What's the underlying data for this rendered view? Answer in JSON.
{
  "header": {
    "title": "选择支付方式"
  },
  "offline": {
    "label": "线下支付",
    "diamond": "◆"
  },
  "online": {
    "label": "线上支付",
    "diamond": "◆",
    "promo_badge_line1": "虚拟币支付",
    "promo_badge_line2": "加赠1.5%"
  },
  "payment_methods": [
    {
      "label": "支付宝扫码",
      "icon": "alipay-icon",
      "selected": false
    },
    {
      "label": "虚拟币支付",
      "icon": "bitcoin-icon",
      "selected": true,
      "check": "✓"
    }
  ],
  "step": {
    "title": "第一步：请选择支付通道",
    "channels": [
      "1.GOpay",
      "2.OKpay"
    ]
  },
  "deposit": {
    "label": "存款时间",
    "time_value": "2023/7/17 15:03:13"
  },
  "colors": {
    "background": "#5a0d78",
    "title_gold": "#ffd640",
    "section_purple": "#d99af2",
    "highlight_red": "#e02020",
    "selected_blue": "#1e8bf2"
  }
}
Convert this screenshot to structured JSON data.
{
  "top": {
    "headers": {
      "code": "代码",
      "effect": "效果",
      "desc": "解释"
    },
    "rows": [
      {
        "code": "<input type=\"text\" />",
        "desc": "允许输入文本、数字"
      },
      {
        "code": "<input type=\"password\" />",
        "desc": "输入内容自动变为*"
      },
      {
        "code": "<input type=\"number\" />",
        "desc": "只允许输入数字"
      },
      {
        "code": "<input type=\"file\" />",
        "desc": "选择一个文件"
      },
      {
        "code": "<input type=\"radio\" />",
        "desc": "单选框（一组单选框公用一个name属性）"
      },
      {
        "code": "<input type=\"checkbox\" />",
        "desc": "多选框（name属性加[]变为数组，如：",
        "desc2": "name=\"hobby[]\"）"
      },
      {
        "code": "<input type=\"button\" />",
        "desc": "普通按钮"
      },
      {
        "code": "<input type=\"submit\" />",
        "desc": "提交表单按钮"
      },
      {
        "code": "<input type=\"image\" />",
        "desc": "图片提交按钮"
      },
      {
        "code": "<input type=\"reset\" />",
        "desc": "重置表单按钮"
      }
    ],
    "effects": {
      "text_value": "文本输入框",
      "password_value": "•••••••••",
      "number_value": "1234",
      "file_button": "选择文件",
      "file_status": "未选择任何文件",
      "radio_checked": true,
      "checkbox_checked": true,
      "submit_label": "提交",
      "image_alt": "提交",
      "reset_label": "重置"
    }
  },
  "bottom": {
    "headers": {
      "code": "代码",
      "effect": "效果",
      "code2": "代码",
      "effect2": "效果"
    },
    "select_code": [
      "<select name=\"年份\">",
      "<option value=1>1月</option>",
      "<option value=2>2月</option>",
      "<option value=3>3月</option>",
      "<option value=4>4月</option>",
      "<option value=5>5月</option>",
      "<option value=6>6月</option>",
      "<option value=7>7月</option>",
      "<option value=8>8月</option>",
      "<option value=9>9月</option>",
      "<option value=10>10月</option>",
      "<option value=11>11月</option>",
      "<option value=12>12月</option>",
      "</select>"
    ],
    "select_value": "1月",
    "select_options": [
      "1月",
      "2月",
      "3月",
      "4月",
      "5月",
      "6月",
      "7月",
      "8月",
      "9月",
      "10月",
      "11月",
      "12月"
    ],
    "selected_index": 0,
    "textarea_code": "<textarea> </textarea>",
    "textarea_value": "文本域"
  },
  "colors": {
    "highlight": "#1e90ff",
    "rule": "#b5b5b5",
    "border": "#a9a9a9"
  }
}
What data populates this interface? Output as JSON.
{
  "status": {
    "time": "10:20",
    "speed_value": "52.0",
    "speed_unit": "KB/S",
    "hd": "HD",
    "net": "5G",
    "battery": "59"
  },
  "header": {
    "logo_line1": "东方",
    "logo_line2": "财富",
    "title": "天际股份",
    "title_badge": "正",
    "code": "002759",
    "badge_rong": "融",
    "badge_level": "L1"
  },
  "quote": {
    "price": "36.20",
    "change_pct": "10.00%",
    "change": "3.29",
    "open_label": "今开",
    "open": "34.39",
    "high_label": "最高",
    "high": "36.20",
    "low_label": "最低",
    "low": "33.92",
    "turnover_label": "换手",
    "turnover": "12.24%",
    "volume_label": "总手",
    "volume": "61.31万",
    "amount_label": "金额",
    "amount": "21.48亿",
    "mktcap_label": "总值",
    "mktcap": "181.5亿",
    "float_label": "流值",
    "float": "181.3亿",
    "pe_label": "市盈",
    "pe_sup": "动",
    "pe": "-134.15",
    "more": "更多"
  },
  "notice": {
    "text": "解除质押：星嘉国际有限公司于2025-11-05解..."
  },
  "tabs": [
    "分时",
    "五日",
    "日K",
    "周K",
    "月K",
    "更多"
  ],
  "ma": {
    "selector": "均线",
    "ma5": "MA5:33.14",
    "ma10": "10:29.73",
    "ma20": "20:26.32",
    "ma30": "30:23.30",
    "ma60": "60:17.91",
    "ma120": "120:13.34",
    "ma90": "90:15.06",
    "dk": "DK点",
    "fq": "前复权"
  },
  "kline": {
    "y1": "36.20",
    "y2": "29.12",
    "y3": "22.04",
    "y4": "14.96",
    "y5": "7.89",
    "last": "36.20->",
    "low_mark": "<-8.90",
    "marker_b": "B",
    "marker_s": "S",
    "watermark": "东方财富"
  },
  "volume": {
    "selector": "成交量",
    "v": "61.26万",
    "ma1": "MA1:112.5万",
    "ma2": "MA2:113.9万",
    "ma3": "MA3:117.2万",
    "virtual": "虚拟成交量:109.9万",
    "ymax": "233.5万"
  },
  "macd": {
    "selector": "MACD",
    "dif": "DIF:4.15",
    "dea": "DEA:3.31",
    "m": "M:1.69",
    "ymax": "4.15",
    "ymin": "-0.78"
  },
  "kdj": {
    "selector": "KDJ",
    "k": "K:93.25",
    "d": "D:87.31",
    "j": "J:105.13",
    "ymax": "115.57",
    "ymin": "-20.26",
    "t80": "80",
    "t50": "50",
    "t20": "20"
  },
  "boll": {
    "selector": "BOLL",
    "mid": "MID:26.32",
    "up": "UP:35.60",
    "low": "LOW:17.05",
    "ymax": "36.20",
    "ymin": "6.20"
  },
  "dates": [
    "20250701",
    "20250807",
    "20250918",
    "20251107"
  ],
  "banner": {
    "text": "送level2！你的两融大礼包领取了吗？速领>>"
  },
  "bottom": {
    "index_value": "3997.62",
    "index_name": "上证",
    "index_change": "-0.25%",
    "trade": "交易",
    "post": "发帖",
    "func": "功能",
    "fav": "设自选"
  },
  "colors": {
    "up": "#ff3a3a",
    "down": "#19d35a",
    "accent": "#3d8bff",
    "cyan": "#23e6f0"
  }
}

☆ ☆ ☆ ☆ ☆

What you are asked to do
Return what is listed above, exactly and completely.

Problem solution
What's the underlying data for this rendered view? Answer in JSON.
{
  "header": {
    "title": "选择支付方式"
  },
  "offline": {
    "label": "线下支付",
    "diamond": "◆"
  },
  "online": {
    "label": "线上支付",
    "diamond": "◆",
    "promo_badge_line1": "虚拟币支付",
    "promo_badge_line2": "加赠1.5%"
  },
  "payment_methods": [
    {
      "label": "支付宝扫码",
      "icon": "alipay-icon",
      "selected": false
    },
    {
      "label": "虚拟币支付",
      "icon": "bitcoin-icon",
      "selected": true,
      "check": "✓"
    }
  ],
  "step": {
    "title": "第一步：请选择支付通道",
    "channels": [
      "1.GOpay",
      "2.OKpay"
    ]
  },
  "deposit": {
    "label": "存款时间",
    "time_value": "2023/7/17 15:03:13"
  },
  "colors": {
    "background": "#5a0d78",
    "title_gold": "#ffd640",
    "section_purple": "#d99af2",
    "highlight_red": "#e02020",
    "selected_blue": "#1e8bf2"
  }
}
Convert this screenshot to structured JSON data.
{
  "top": {
    "headers": {
      "code": "代码",
      "effect": "效果",
      "desc": "解释"
    },
    "rows": [
      {
        "code": "<input type=\"text\" />",
        "desc": "允许输入文本、数字"
      },
      {
        "code": "<input type=\"password\" />",
        "desc": "输入内容自动变为*"
      },
      {
        "code": "<input type=\"number\" />",
        "desc": "只允许输入数字"
      },
      {
        "code": "<input type=\"file\" />",
        "desc": "选择一个文件"
      },
      {
        "code": "<input type=\"radio\" />",
        "desc": "单选框（一组单选框公用一个name属性）"
      },
      {
        "code": "<input type=\"checkbox\" />",
        "desc": "多选框（name属性加[]变为数组，如：",
        "desc2": "name=\"hobby[]\"）"
      },
      {
        "code": "<input type=\"button\" />",
        "desc": "普通按钮"
      },
      {
        "code": "<input type=\"submit\" />",
        "desc": "提交表单按钮"
      },
      {
        "code": "<input type=\"image\" />",
        "desc": "图片提交按钮"
      },
      {
        "code": "<input type=\"reset\" />",
        "desc": "重置表单按钮"
      }
    ],
    "effects": {
      "text_value": "文本输入框",
      "password_value": "•••••••••",
      "number_value": "1234",
      "file_button": "选择文件",
      "file_status": "未选择任何文件",
      "radio_checked": true,
      "checkbox_checked": true,
      "submit_label": "提交",
      "image_alt": "提交",
      "reset_label": "重置"
    }
  },
  "bottom": {
    "headers": {
      "code": "代码",
      "effect": "效果",
      "code2": "代码",
      "effect2": "效果"
    },
    "select_code": [
      "<select name=\"年份\">",
      "<option value=1>1月</option>",
      "<option value=2>2月</option>",
      "<option value=3>3月</option>",
      "<option value=4>4月</option>",
      "<option value=5>5月</option>",
      "<option value=6>6月</option>",
      "<option value=7>7月</option>",
      "<option value=8>8月</option>",
      "<option value=9>9月</option>",
      "<option value=10>10月</option>",
      "<option value=11>11月</option>",
      "<option value=12>12月</option>",
      "</select>"
    ],
    "select_value": "1月",
    "select_options": [
      "1月",
      "2月",
      "3月",
      "4月",
      "5月",
      "6月",
      "7月",
      "8月",
      "9月",
      "10月",
      "11月",
      "12月"
    ],
    "selected_index": 0,
    "textarea_code": "<textarea> </textarea>",
    "textarea_value": "文本域"
  },
  "colors": {
    "highlight": "#1e90ff",
    "rule": "#b5b5b5",
    "border": "#a9a9a9"
  }
}
What data populates this interface? Output as JSON.
{
  "status": {
    "time": "10:20",
    "speed_value": "52.0",
    "speed_unit": "KB/S",
    "hd": "HD",
    "net": "5G",
    "battery": "59"
  },
  "header": {
    "logo_line1": "东方",
    "logo_line2": "财富",
    "title": "天际股份",
    "title_badge": "正",
    "code": "002759",
    "badge_rong": "融",
    "badge_level": "L1"
  },
  "quote": {
    "price": "36.20",
    "change_pct": "10.00%",
    "change": "3.29",
    "open_label": "今开",
    "open": "34.39",
    "high_label": "最高",
    "high": "36.20",
    "low_label": "最低",
    "low": "33.92",
    "turnover_label": "换手",
    "turnover": "12.24%",
    "volume_label": "总手",
    "volume": "61.31万",
    "amount_label": "金额",
    "amount": "21.48亿",
    "mktcap_label": "总值",
    "mktcap": "181.5亿",
    "float_label": "流值",
    "float": "181.3亿",
    "pe_label": "市盈",
    "pe_sup": "动",
    "pe": "-134.15",
    "more": "更多"
  },
  "notice": {
    "text": "解除质押：星嘉国际有限公司于2025-11-05解..."
  },
  "tabs": [
    "分时",
    "五日",
    "日K",
    "周K",
    "月K",
    "更多"
  ],
  "ma": {
    "selector": "均线",
    "ma5": "MA5:33.14",
    "ma10": "10:29.73",
    "ma20": "20:26.32",
    "ma30": "30:23.30",
    "ma60": "60:17.91",
    "ma120": "120:13.34",
    "ma90": "90:15.06",
    "dk": "DK点",
    "fq": "前复权"
  },
  "kline": {
    "y1": "36.20",
    "y2": "29.12",
    "y3": "22.04",
    "y4": "14.96",
    "y5": "7.89",
    "last": "36.20->",
    "low_mark": "<-8.90",
    "marker_b": "B",
    "marker_s": "S",
    "watermark": "东方财富"
  },
  "volume": {
    "selector": "成交量",
    "v": "61.26万",
    "ma1": "MA1:112.5万",
    "ma2": "MA2:113.9万",
    "ma3": "MA3:117.2万",
    "virtual": "虚拟成交量:109.9万",
    "ymax": "233.5万"
  },
  "macd": {
    "selector": "MACD",
    "dif": "DIF:4.15",
    "dea": "DEA:3.31",
    "m": "M:1.69",
    "ymax": "4.15",
    "ymin": "-0.78"
  },
  "kdj": {
    "selector": "KDJ",
    "k": "K:93.25",
    "d": "D:87.31",
    "j": "J:105.13",
    "ymax": "115.57",
    "ymin": "-20.26",
    "t80": "80",
    "t50": "50",
    "t20": "20"
  },
  "boll": {
    "selector": "BOLL",
    "mid": "MID:26.32",
    "up": "UP:35.60",
    "low": "LOW:17.05",
    "ymax": "36.20",
    "ymin": "6.20"
  },
  "dates": [
    "20250701",
    "20250807",
    "20250918",
    "20251107"
  ],
  "banner": {
    "text": "送level2！你的两融大礼包领取了吗？速领>>"
  },
  "bottom": {
    "index_value": "3997.62",
    "index_name": "上证",
    "index_change": "-0.25%",
    "trade": "交易",
    "post": "发帖",
    "func": "功能",
    "fav": "设自选"
  },
  "colors": {
    "up": "#ff3a3a",
    "down": "#19d35a",
    "accent": "#3d8bff",
    "cyan": "#23e6f0"
  }
}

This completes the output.